AIM OF THE TASK:
Could you repeat the records below exactly, leaving out any pictures?

RECORDED DATA:
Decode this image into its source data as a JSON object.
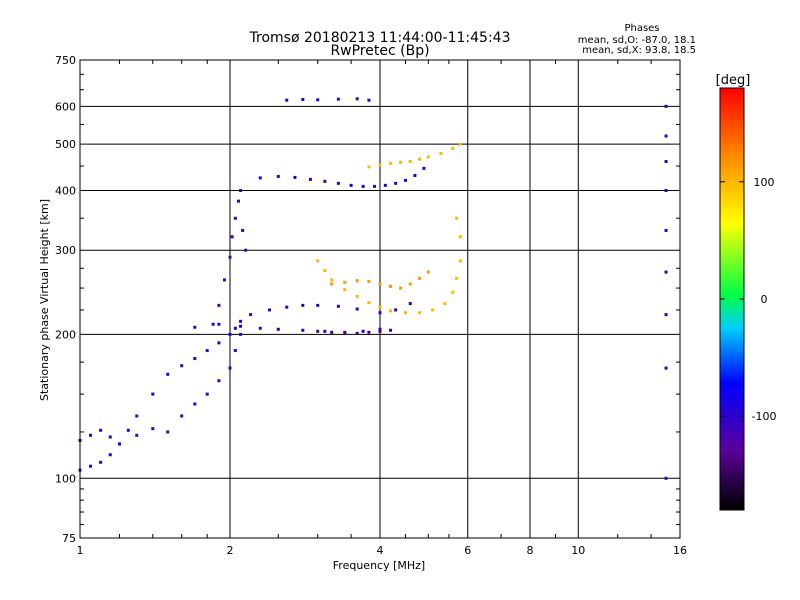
{
  "chart_data": {
    "type": "scatter",
    "title": "Tromsø 20180213 11:44:00-11:45:43",
    "subtitle": "RwPretec (Bp)",
    "xlabel": "Frequency [MHz]",
    "ylabel": "Stationary phase Virtual Height [km]",
    "x_scale": "log",
    "y_scale": "log",
    "xlim": [
      1,
      16
    ],
    "ylim": [
      75,
      750
    ],
    "x_ticks": [
      1,
      2,
      4,
      6,
      8,
      10,
      16
    ],
    "y_ticks": [
      75,
      100,
      200,
      300,
      400,
      500,
      600,
      750
    ],
    "grid": true,
    "stats": {
      "heading": "Phases",
      "o_line": "mean, sd,O: -87.0, 18.1",
      "x_line": "mean, sd,X:  93.8, 18.5"
    },
    "colorbar": {
      "label": "[deg]",
      "range": [
        -180,
        180
      ],
      "ticks": [
        -100,
        0,
        100
      ],
      "colormap": "rainbow (black-purple-blue-cyan-green-yellow-red)"
    },
    "series": [
      {
        "phase_deg": -100,
        "x": [
          1.0,
          1.05,
          1.1,
          1.15,
          1.2,
          1.25,
          1.3,
          1.4,
          1.5,
          1.6,
          1.7,
          1.8,
          1.9,
          2.0,
          2.05,
          2.1,
          2.2,
          2.4,
          2.6,
          2.8,
          3.0,
          3.3,
          3.6,
          4.0,
          4.3,
          4.6
        ],
        "y": [
          104,
          106,
          108,
          112,
          118,
          126,
          135,
          150,
          165,
          172,
          178,
          185,
          192,
          200,
          206,
          213,
          220,
          225,
          228,
          230,
          230,
          229,
          226,
          222,
          225,
          232
        ]
      },
      {
        "phase_deg": -105,
        "x": [
          1.0,
          1.05,
          1.1,
          1.15,
          1.2,
          1.3,
          1.4,
          1.5,
          1.6,
          1.7,
          1.8,
          1.9,
          2.0,
          2.05,
          2.1
        ],
        "y": [
          120,
          123,
          126,
          122,
          118,
          123,
          127,
          125,
          135,
          143,
          150,
          160,
          170,
          185,
          200
        ]
      },
      {
        "phase_deg": -110,
        "x": [
          1.85,
          1.9,
          1.95,
          2.0,
          2.02,
          2.05,
          2.08,
          2.1,
          2.12,
          2.15
        ],
        "y": [
          210,
          230,
          260,
          290,
          320,
          350,
          380,
          400,
          330,
          300
        ]
      },
      {
        "phase_deg": -100,
        "x": [
          2.3,
          2.5,
          2.7,
          2.9,
          3.1,
          3.3,
          3.5,
          3.7,
          3.9,
          4.1,
          4.3,
          4.5,
          4.7,
          4.9
        ],
        "y": [
          425,
          428,
          426,
          422,
          418,
          414,
          410,
          408,
          408,
          410,
          414,
          420,
          430,
          445
        ]
      },
      {
        "phase_deg": -95,
        "x": [
          1.7,
          1.9,
          2.1,
          2.3,
          2.5,
          2.8,
          3.1,
          3.4,
          3.7,
          4.0
        ],
        "y": [
          207,
          210,
          208,
          206,
          205,
          204,
          203,
          202,
          203,
          205
        ]
      },
      {
        "phase_deg": -140,
        "x": [
          3.0,
          3.2,
          3.4,
          3.6,
          3.8,
          4.0,
          4.2
        ],
        "y": [
          203,
          202,
          201,
          201,
          202,
          203,
          204
        ]
      },
      {
        "phase_deg": -105,
        "x": [
          2.6,
          2.8,
          3.0,
          3.3,
          3.6,
          3.8
        ],
        "y": [
          618,
          620,
          619,
          621,
          622,
          618
        ]
      },
      {
        "phase_deg": -100,
        "x": [
          15.0,
          15.0,
          15.0,
          15.0,
          15.0,
          15.0,
          15.0,
          15.0,
          15.0
        ],
        "y": [
          600,
          520,
          460,
          400,
          330,
          270,
          220,
          170,
          100
        ]
      },
      {
        "phase_deg": 100,
        "x": [
          3.0,
          3.1,
          3.2,
          3.4,
          3.6,
          3.8,
          4.0,
          4.2,
          4.5,
          4.8,
          5.1,
          5.4,
          5.6,
          5.7,
          5.8,
          5.8,
          5.7
        ],
        "y": [
          285,
          272,
          260,
          248,
          240,
          233,
          228,
          224,
          222,
          222,
          225,
          232,
          245,
          262,
          285,
          320,
          350
        ]
      },
      {
        "phase_deg": 115,
        "x": [
          3.2,
          3.4,
          3.6,
          3.8,
          4.0,
          4.2,
          4.4,
          4.6,
          4.8,
          5.0
        ],
        "y": [
          255,
          257,
          259,
          258,
          255,
          252,
          250,
          255,
          262,
          270
        ]
      },
      {
        "phase_deg": 100,
        "x": [
          3.8,
          4.0,
          4.2,
          4.4,
          4.6,
          4.8,
          5.0,
          5.3,
          5.6,
          5.8
        ],
        "y": [
          448,
          452,
          456,
          458,
          460,
          465,
          470,
          478,
          490,
          500
        ]
      }
    ]
  }
}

COMPLETED EXERCISE:
Decode this image into its source data as a JSON object.
{
  "chart_data": {
    "type": "scatter",
    "title": "Tromsø 20180213 11:44:00-11:45:43",
    "subtitle": "RwPretec (Bp)",
    "xlabel": "Frequency [MHz]",
    "ylabel": "Stationary phase Virtual Height [km]",
    "x_scale": "log",
    "y_scale": "log",
    "xlim": [
      1,
      16
    ],
    "ylim": [
      75,
      750
    ],
    "x_ticks": [
      1,
      2,
      4,
      6,
      8,
      10,
      16
    ],
    "y_ticks": [
      75,
      100,
      200,
      300,
      400,
      500,
      600,
      750
    ],
    "grid": true,
    "stats": {
      "heading": "Phases",
      "o_line": "mean, sd,O: -87.0, 18.1",
      "x_line": "mean, sd,X:  93.8, 18.5"
    },
    "colorbar": {
      "label": "[deg]",
      "range": [
        -180,
        180
      ],
      "ticks": [
        -100,
        0,
        100
      ],
      "colormap": "rainbow (black-purple-blue-cyan-green-yellow-red)"
    },
    "series": [
      {
        "phase_deg": -100,
        "x": [
          1.0,
          1.05,
          1.1,
          1.15,
          1.2,
          1.25,
          1.3,
          1.4,
          1.5,
          1.6,
          1.7,
          1.8,
          1.9,
          2.0,
          2.05,
          2.1,
          2.2,
          2.4,
          2.6,
          2.8,
          3.0,
          3.3,
          3.6,
          4.0,
          4.3,
          4.6
        ],
        "y": [
          104,
          106,
          108,
          112,
          118,
          126,
          135,
          150,
          165,
          172,
          178,
          185,
          192,
          200,
          206,
          213,
          220,
          225,
          228,
          230,
          230,
          229,
          226,
          222,
          225,
          232
        ]
      },
      {
        "phase_deg": -105,
        "x": [
          1.0,
          1.05,
          1.1,
          1.15,
          1.2,
          1.3,
          1.4,
          1.5,
          1.6,
          1.7,
          1.8,
          1.9,
          2.0,
          2.05,
          2.1
        ],
        "y": [
          120,
          123,
          126,
          122,
          118,
          123,
          127,
          125,
          135,
          143,
          150,
          160,
          170,
          185,
          200
        ]
      },
      {
        "phase_deg": -110,
        "x": [
          1.85,
          1.9,
          1.95,
          2.0,
          2.02,
          2.05,
          2.08,
          2.1,
          2.12,
          2.15
        ],
        "y": [
          210,
          230,
          260,
          290,
          320,
          350,
          380,
          400,
          330,
          300
        ]
      },
      {
        "phase_deg": -100,
        "x": [
          2.3,
          2.5,
          2.7,
          2.9,
          3.1,
          3.3,
          3.5,
          3.7,
          3.9,
          4.1,
          4.3,
          4.5,
          4.7,
          4.9
        ],
        "y": [
          425,
          428,
          426,
          422,
          418,
          414,
          410,
          408,
          408,
          410,
          414,
          420,
          430,
          445
        ]
      },
      {
        "phase_deg": -95,
        "x": [
          1.7,
          1.9,
          2.1,
          2.3,
          2.5,
          2.8,
          3.1,
          3.4,
          3.7,
          4.0
        ],
        "y": [
          207,
          210,
          208,
          206,
          205,
          204,
          203,
          202,
          203,
          205
        ]
      },
      {
        "phase_deg": -140,
        "x": [
          3.0,
          3.2,
          3.4,
          3.6,
          3.8,
          4.0,
          4.2
        ],
        "y": [
          203,
          202,
          201,
          201,
          202,
          203,
          204
        ]
      },
      {
        "phase_deg": -105,
        "x": [
          2.6,
          2.8,
          3.0,
          3.3,
          3.6,
          3.8
        ],
        "y": [
          618,
          620,
          619,
          621,
          622,
          618
        ]
      },
      {
        "phase_deg": -100,
        "x": [
          15.0,
          15.0,
          15.0,
          15.0,
          15.0,
          15.0,
          15.0,
          15.0,
          15.0
        ],
        "y": [
          600,
          520,
          460,
          400,
          330,
          270,
          220,
          170,
          100
        ]
      },
      {
        "phase_deg": 100,
        "x": [
          3.0,
          3.1,
          3.2,
          3.4,
          3.6,
          3.8,
          4.0,
          4.2,
          4.5,
          4.8,
          5.1,
          5.4,
          5.6,
          5.7,
          5.8,
          5.8,
          5.7
        ],
        "y": [
          285,
          272,
          260,
          248,
          240,
          233,
          228,
          224,
          222,
          222,
          225,
          232,
          245,
          262,
          285,
          320,
          350
        ]
      },
      {
        "phase_deg": 115,
        "x": [
          3.2,
          3.4,
          3.6,
          3.8,
          4.0,
          4.2,
          4.4,
          4.6,
          4.8,
          5.0
        ],
        "y": [
          255,
          257,
          259,
          258,
          255,
          252,
          250,
          255,
          262,
          270
        ]
      },
      {
        "phase_deg": 100,
        "x": [
          3.8,
          4.0,
          4.2,
          4.4,
          4.6,
          4.8,
          5.0,
          5.3,
          5.6,
          5.8
        ],
        "y": [
          448,
          452,
          456,
          458,
          460,
          465,
          470,
          478,
          490,
          500
        ]
      }
    ]
  }
}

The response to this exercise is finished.